**EXERCISE GOAL:** All of the data below should be written out exactly.

**ENTRIES PROVIDED:**
● ● ● ● ● ● ●

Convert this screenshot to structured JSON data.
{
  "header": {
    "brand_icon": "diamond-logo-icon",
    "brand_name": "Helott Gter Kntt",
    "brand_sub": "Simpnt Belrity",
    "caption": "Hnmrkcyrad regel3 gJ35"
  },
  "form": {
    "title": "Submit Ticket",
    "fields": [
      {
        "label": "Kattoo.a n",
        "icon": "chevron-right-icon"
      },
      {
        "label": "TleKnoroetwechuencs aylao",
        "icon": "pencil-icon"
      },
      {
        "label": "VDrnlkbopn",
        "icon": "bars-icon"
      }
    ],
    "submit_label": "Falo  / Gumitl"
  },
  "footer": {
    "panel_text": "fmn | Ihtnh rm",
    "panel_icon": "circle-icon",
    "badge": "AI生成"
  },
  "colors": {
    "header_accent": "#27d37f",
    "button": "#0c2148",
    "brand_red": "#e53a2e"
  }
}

● ● ● ● ● ● ●

**ANSWER TO THE EXERCISE:**
Convert this screenshot to structured JSON data.
{
  "header": {
    "brand_icon": "diamond-logo-icon",
    "brand_name": "Helott Gter Kntt",
    "brand_sub": "Simpnt Belrity",
    "caption": "Hnmrkcyrad regel3 gJ35"
  },
  "form": {
    "title": "Submit Ticket",
    "fields": [
      {
        "label": "Kattoo.a n",
        "icon": "chevron-right-icon"
      },
      {
        "label": "TleKnoroetwechuencs aylao",
        "icon": "pencil-icon"
      },
      {
        "label": "VDrnlkbopn",
        "icon": "bars-icon"
      }
    ],
    "submit_label": "Falo  / Gumitl"
  },
  "footer": {
    "panel_text": "fmn | Ihtnh rm",
    "panel_icon": "circle-icon",
    "badge": "AI生成"
  },
  "colors": {
    "header_accent": "#27d37f",
    "button": "#0c2148",
    "brand_red": "#e53a2e"
  }
}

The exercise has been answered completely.